* [REQUIREMENTS] Repeat the records below exactly.
── SUPPLIED MATERIAL
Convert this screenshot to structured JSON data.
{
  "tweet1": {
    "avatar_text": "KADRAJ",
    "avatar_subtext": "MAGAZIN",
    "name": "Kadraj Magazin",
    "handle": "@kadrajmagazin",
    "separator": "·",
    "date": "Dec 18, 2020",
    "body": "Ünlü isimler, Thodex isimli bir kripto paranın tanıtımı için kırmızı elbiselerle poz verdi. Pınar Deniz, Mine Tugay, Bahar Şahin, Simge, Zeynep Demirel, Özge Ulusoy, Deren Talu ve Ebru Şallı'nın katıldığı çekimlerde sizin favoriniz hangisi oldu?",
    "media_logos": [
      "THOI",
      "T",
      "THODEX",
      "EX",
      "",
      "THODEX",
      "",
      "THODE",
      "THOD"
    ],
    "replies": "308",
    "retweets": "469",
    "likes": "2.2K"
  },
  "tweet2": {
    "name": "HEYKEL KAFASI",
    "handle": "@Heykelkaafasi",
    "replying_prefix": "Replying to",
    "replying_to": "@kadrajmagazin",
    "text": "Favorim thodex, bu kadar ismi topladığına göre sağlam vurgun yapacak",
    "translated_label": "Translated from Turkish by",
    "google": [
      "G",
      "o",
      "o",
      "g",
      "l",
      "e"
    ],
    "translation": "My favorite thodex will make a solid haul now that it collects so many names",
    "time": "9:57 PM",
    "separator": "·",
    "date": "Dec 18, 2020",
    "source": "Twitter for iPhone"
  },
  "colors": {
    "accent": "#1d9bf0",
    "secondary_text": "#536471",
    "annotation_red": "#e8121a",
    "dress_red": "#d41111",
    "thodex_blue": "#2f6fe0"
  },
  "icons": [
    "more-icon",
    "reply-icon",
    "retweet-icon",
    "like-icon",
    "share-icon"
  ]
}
────
* [SOLUTION TO THE PROBLEM]
Convert this screenshot to structured JSON data.
{
  "tweet1": {
    "avatar_text": "KADRAJ",
    "avatar_subtext": "MAGAZIN",
    "name": "Kadraj Magazin",
    "handle": "@kadrajmagazin",
    "separator": "·",
    "date": "Dec 18, 2020",
    "body": "Ünlü isimler, Thodex isimli bir kripto paranın tanıtımı için kırmızı elbiselerle poz verdi. Pınar Deniz, Mine Tugay, Bahar Şahin, Simge, Zeynep Demirel, Özge Ulusoy, Deren Talu ve Ebru Şallı'nın katıldığı çekimlerde sizin favoriniz hangisi oldu?",
    "media_logos": [
      "THOI",
      "T",
      "THODEX",
      "EX",
      "",
      "THODEX",
      "",
      "THODE",
      "THOD"
    ],
    "replies": "308",
    "retweets": "469",
    "likes": "2.2K"
  },
  "tweet2": {
    "name": "HEYKEL KAFASI",
    "handle": "@Heykelkaafasi",
    "replying_prefix": "Replying to",
    "replying_to": "@kadrajmagazin",
    "text": "Favorim thodex, bu kadar ismi topladığına göre sağlam vurgun yapacak",
    "translated_label": "Translated from Turkish by",
    "google": [
      "G",
      "o",
      "o",
      "g",
      "l",
      "e"
    ],
    "translation": "My favorite thodex will make a solid haul now that it collects so many names",
    "time": "9:57 PM",
    "separator": "·",
    "date": "Dec 18, 2020",
    "source": "Twitter for iPhone"
  },
  "colors": {
    "accent": "#1d9bf0",
    "secondary_text": "#536471",
    "annotation_red": "#e8121a",
    "dress_red": "#d41111",
    "thodex_blue": "#2f6fe0"
  },
  "icons": [
    "more-icon",
    "reply-icon",
    "retweet-icon",
    "like-icon",
    "share-icon"
  ]
}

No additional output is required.